(DIRECTION) In this exercise, reproduce all the entries that follow exactly.
★ ★ ★ ★
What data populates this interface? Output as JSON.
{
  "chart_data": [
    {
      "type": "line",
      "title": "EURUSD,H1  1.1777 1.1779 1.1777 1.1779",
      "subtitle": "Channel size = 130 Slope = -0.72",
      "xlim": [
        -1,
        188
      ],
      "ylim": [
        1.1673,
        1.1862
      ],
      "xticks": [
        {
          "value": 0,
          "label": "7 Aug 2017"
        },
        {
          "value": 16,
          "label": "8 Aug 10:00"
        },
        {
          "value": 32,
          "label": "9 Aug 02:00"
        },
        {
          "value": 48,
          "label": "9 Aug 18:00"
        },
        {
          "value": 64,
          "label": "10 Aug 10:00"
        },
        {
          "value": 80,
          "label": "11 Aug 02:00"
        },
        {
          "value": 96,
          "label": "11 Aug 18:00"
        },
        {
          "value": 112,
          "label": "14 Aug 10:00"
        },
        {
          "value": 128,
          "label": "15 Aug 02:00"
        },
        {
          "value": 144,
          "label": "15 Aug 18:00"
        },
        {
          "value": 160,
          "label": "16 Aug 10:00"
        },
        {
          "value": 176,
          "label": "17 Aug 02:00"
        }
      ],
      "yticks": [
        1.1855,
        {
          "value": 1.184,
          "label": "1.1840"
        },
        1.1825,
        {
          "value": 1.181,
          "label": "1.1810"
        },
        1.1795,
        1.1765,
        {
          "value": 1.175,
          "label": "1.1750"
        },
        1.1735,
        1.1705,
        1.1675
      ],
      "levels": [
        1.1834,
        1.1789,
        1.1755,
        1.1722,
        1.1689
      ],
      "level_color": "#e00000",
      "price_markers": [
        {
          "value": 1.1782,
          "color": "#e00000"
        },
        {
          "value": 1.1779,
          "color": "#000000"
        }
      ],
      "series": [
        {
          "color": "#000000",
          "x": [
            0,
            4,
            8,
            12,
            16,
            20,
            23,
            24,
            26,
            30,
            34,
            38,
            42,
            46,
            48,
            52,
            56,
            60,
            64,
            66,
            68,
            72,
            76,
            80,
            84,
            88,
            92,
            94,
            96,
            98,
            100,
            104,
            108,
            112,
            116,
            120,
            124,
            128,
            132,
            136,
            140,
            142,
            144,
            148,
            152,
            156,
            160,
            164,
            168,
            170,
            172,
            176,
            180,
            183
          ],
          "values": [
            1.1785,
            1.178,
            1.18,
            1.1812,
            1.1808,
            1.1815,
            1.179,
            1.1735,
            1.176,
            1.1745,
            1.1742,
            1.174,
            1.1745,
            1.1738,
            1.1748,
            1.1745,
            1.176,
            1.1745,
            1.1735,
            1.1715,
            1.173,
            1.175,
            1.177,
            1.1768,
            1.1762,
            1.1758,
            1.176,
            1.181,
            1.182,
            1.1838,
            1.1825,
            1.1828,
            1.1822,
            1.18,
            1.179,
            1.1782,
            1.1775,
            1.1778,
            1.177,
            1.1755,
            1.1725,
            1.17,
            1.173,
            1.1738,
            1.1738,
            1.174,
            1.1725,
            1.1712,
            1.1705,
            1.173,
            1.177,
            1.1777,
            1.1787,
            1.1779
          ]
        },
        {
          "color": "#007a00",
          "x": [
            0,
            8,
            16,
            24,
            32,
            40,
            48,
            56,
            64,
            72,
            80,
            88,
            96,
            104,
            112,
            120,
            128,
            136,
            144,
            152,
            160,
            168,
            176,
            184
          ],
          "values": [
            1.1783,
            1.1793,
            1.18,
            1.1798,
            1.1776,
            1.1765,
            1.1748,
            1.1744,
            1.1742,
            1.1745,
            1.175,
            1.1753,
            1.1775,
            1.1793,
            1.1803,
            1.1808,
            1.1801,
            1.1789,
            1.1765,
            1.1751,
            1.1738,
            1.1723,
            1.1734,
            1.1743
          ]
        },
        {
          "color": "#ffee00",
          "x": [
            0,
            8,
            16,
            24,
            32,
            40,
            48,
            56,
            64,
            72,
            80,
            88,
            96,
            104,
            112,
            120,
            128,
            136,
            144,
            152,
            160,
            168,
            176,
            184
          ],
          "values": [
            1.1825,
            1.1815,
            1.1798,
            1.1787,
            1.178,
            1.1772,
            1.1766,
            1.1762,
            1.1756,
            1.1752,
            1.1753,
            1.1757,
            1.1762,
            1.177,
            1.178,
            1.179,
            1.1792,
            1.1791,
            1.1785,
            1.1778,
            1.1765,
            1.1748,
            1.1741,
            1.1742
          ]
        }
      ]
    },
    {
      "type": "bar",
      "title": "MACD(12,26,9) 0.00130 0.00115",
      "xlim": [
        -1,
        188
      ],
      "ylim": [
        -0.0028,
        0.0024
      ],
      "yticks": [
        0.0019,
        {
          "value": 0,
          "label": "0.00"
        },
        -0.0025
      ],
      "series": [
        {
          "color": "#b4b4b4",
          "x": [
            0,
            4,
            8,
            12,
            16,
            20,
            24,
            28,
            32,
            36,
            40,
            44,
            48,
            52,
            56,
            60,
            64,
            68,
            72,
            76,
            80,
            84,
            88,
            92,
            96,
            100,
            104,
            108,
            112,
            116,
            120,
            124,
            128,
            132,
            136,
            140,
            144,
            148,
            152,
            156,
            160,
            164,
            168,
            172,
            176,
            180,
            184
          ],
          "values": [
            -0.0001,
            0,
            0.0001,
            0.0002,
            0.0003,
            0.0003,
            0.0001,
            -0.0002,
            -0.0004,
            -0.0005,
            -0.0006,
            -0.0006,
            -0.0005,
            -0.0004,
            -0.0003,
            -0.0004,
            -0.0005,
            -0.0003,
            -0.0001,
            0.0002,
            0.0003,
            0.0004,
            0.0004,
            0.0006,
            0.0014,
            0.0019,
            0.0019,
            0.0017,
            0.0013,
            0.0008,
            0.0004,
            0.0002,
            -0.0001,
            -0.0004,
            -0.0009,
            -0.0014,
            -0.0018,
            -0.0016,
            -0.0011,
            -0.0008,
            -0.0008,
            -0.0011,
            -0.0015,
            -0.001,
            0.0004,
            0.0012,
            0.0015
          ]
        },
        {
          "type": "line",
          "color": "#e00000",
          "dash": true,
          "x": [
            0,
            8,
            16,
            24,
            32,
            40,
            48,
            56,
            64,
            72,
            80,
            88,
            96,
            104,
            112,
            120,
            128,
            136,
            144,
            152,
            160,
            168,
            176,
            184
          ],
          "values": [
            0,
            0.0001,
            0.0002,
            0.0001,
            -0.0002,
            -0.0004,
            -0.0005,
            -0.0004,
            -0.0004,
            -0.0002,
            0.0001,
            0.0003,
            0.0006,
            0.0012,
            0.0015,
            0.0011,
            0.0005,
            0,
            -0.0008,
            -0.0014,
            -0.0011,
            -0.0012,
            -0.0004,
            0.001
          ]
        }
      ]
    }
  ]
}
★ ★ ★ ★
(RESPONSE TO THIS EXERCISE)
What data populates this interface? Output as JSON.
{
  "chart_data": [
    {
      "type": "line",
      "title": "EURUSD,H1  1.1777 1.1779 1.1777 1.1779",
      "subtitle": "Channel size = 130 Slope = -0.72",
      "xlim": [
        -1,
        188
      ],
      "ylim": [
        1.1673,
        1.1862
      ],
      "xticks": [
        {
          "value": 0,
          "label": "7 Aug 2017"
        },
        {
          "value": 16,
          "label": "8 Aug 10:00"
        },
        {
          "value": 32,
          "label": "9 Aug 02:00"
        },
        {
          "value": 48,
          "label": "9 Aug 18:00"
        },
        {
          "value": 64,
          "label": "10 Aug 10:00"
        },
        {
          "value": 80,
          "label": "11 Aug 02:00"
        },
        {
          "value": 96,
          "label": "11 Aug 18:00"
        },
        {
          "value": 112,
          "label": "14 Aug 10:00"
        },
        {
          "value": 128,
          "label": "15 Aug 02:00"
        },
        {
          "value": 144,
          "label": "15 Aug 18:00"
        },
        {
          "value": 160,
          "label": "16 Aug 10:00"
        },
        {
          "value": 176,
          "label": "17 Aug 02:00"
        }
      ],
      "yticks": [
        1.1855,
        {
          "value": 1.184,
          "label": "1.1840"
        },
        1.1825,
        {
          "value": 1.181,
          "label": "1.1810"
        },
        1.1795,
        1.1765,
        {
          "value": 1.175,
          "label": "1.1750"
        },
        1.1735,
        1.1705,
        1.1675
      ],
      "levels": [
        1.1834,
        1.1789,
        1.1755,
        1.1722,
        1.1689
      ],
      "level_color": "#e00000",
      "price_markers": [
        {
          "value": 1.1782,
          "color": "#e00000"
        },
        {
          "value": 1.1779,
          "color": "#000000"
        }
      ],
      "series": [
        {
          "color": "#000000",
          "x": [
            0,
            4,
            8,
            12,
            16,
            20,
            23,
            24,
            26,
            30,
            34,
            38,
            42,
            46,
            48,
            52,
            56,
            60,
            64,
            66,
            68,
            72,
            76,
            80,
            84,
            88,
            92,
            94,
            96,
            98,
            100,
            104,
            108,
            112,
            116,
            120,
            124,
            128,
            132,
            136,
            140,
            142,
            144,
            148,
            152,
            156,
            160,
            164,
            168,
            170,
            172,
            176,
            180,
            183
          ],
          "values": [
            1.1785,
            1.178,
            1.18,
            1.1812,
            1.1808,
            1.1815,
            1.179,
            1.1735,
            1.176,
            1.1745,
            1.1742,
            1.174,
            1.1745,
            1.1738,
            1.1748,
            1.1745,
            1.176,
            1.1745,
            1.1735,
            1.1715,
            1.173,
            1.175,
            1.177,
            1.1768,
            1.1762,
            1.1758,
            1.176,
            1.181,
            1.182,
            1.1838,
            1.1825,
            1.1828,
            1.1822,
            1.18,
            1.179,
            1.1782,
            1.1775,
            1.1778,
            1.177,
            1.1755,
            1.1725,
            1.17,
            1.173,
            1.1738,
            1.1738,
            1.174,
            1.1725,
            1.1712,
            1.1705,
            1.173,
            1.177,
            1.1777,
            1.1787,
            1.1779
          ]
        },
        {
          "color": "#007a00",
          "x": [
            0,
            8,
            16,
            24,
            32,
            40,
            48,
            56,
            64,
            72,
            80,
            88,
            96,
            104,
            112,
            120,
            128,
            136,
            144,
            152,
            160,
            168,
            176,
            184
          ],
          "values": [
            1.1783,
            1.1793,
            1.18,
            1.1798,
            1.1776,
            1.1765,
            1.1748,
            1.1744,
            1.1742,
            1.1745,
            1.175,
            1.1753,
            1.1775,
            1.1793,
            1.1803,
            1.1808,
            1.1801,
            1.1789,
            1.1765,
            1.1751,
            1.1738,
            1.1723,
            1.1734,
            1.1743
          ]
        },
        {
          "color": "#ffee00",
          "x": [
            0,
            8,
            16,
            24,
            32,
            40,
            48,
            56,
            64,
            72,
            80,
            88,
            96,
            104,
            112,
            120,
            128,
            136,
            144,
            152,
            160,
            168,
            176,
            184
          ],
          "values": [
            1.1825,
            1.1815,
            1.1798,
            1.1787,
            1.178,
            1.1772,
            1.1766,
            1.1762,
            1.1756,
            1.1752,
            1.1753,
            1.1757,
            1.1762,
            1.177,
            1.178,
            1.179,
            1.1792,
            1.1791,
            1.1785,
            1.1778,
            1.1765,
            1.1748,
            1.1741,
            1.1742
          ]
        }
      ]
    },
    {
      "type": "bar",
      "title": "MACD(12,26,9) 0.00130 0.00115",
      "xlim": [
        -1,
        188
      ],
      "ylim": [
        -0.0028,
        0.0024
      ],
      "yticks": [
        0.0019,
        {
          "value": 0,
          "label": "0.00"
        },
        -0.0025
      ],
      "series": [
        {
          "color": "#b4b4b4",
          "x": [
            0,
            4,
            8,
            12,
            16,
            20,
            24,
            28,
            32,
            36,
            40,
            44,
            48,
            52,
            56,
            60,
            64,
            68,
            72,
            76,
            80,
            84,
            88,
            92,
            96,
            100,
            104,
            108,
            112,
            116,
            120,
            124,
            128,
            132,
            136,
            140,
            144,
            148,
            152,
            156,
            160,
            164,
            168,
            172,
            176,
            180,
            184
          ],
          "values": [
            -0.0001,
            0,
            0.0001,
            0.0002,
            0.0003,
            0.0003,
            0.0001,
            -0.0002,
            -0.0004,
            -0.0005,
            -0.0006,
            -0.0006,
            -0.0005,
            -0.0004,
            -0.0003,
            -0.0004,
            -0.0005,
            -0.0003,
            -0.0001,
            0.0002,
            0.0003,
            0.0004,
            0.0004,
            0.0006,
            0.0014,
            0.0019,
            0.0019,
            0.0017,
            0.0013,
            0.0008,
            0.0004,
            0.0002,
            -0.0001,
            -0.0004,
            -0.0009,
            -0.0014,
            -0.0018,
            -0.0016,
            -0.0011,
            -0.0008,
            -0.0008,
            -0.0011,
            -0.0015,
            -0.001,
            0.0004,
            0.0012,
            0.0015
          ]
        },
        {
          "type": "line",
          "color": "#e00000",
          "dash": true,
          "x": [
            0,
            8,
            16,
            24,
            32,
            40,
            48,
            56,
            64,
            72,
            80,
            88,
            96,
            104,
            112,
            120,
            128,
            136,
            144,
            152,
            160,
            168,
            176,
            184
          ],
          "values": [
            0,
            0.0001,
            0.0002,
            0.0001,
            -0.0002,
            -0.0004,
            -0.0005,
            -0.0004,
            -0.0004,
            -0.0002,
            0.0001,
            0.0003,
            0.0006,
            0.0012,
            0.0015,
            0.0011,
            0.0005,
            0,
            -0.0008,
            -0.0014,
            -0.0011,
            -0.0012,
            -0.0004,
            0.001
          ]
        }
      ]
    }
  ]
}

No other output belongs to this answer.